══ RECORDS TO USE
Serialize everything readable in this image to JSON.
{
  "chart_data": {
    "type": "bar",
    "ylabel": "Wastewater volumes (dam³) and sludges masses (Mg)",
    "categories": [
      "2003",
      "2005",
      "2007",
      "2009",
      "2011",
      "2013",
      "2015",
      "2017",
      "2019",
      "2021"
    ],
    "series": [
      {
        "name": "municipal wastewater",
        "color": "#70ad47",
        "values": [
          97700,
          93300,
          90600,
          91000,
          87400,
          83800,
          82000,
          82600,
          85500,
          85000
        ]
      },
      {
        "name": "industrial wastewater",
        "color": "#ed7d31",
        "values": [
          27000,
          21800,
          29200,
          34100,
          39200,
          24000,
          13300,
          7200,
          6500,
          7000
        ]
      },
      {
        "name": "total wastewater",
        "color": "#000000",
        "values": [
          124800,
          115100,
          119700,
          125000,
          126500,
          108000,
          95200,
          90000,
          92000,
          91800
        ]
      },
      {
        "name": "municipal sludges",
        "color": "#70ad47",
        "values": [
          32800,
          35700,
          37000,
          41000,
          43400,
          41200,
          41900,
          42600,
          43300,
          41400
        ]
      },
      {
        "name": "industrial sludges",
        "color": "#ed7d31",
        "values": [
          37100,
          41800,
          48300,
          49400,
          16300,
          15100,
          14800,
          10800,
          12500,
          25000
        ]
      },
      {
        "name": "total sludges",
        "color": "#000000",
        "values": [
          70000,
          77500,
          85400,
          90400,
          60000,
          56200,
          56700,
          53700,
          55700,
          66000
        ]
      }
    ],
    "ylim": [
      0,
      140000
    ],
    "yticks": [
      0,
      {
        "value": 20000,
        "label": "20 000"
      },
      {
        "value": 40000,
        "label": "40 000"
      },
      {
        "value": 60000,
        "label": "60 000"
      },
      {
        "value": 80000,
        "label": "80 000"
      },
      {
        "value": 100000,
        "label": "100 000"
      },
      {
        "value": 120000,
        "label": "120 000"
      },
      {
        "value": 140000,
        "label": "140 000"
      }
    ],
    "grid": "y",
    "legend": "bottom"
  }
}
════
TASK:
All of the entries must be quoted exactly; please include each one.

SOLUTION FOR THIS TASK:
Serialize everything readable in this image to JSON.
{
  "chart_data": {
    "type": "bar",
    "ylabel": "Wastewater volumes (dam³) and sludges masses (Mg)",
    "categories": [
      "2003",
      "2005",
      "2007",
      "2009",
      "2011",
      "2013",
      "2015",
      "2017",
      "2019",
      "2021"
    ],
    "series": [
      {
        "name": "municipal wastewater",
        "color": "#70ad47",
        "values": [
          97700,
          93300,
          90600,
          91000,
          87400,
          83800,
          82000,
          82600,
          85500,
          85000
        ]
      },
      {
        "name": "industrial wastewater",
        "color": "#ed7d31",
        "values": [
          27000,
          21800,
          29200,
          34100,
          39200,
          24000,
          13300,
          7200,
          6500,
          7000
        ]
      },
      {
        "name": "total wastewater",
        "color": "#000000",
        "values": [
          124800,
          115100,
          119700,
          125000,
          126500,
          108000,
          95200,
          90000,
          92000,
          91800
        ]
      },
      {
        "name": "municipal sludges",
        "color": "#70ad47",
        "values": [
          32800,
          35700,
          37000,
          41000,
          43400,
          41200,
          41900,
          42600,
          43300,
          41400
        ]
      },
      {
        "name": "industrial sludges",
        "color": "#ed7d31",
        "values": [
          37100,
          41800,
          48300,
          49400,
          16300,
          15100,
          14800,
          10800,
          12500,
          25000
        ]
      },
      {
        "name": "total sludges",
        "color": "#000000",
        "values": [
          70000,
          77500,
          85400,
          90400,
          60000,
          56200,
          56700,
          53700,
          55700,
          66000
        ]
      }
    ],
    "ylim": [
      0,
      140000
    ],
    "yticks": [
      0,
      {
        "value": 20000,
        "label": "20 000"
      },
      {
        "value": 40000,
        "label": "40 000"
      },
      {
        "value": 60000,
        "label": "60 000"
      },
      {
        "value": 80000,
        "label": "80 000"
      },
      {
        "value": 100000,
        "label": "100 000"
      },
      {
        "value": 120000,
        "label": "120 000"
      },
      {
        "value": 140000,
        "label": "140 000"
      }
    ],
    "grid": "y",
    "legend": "bottom"
  }
}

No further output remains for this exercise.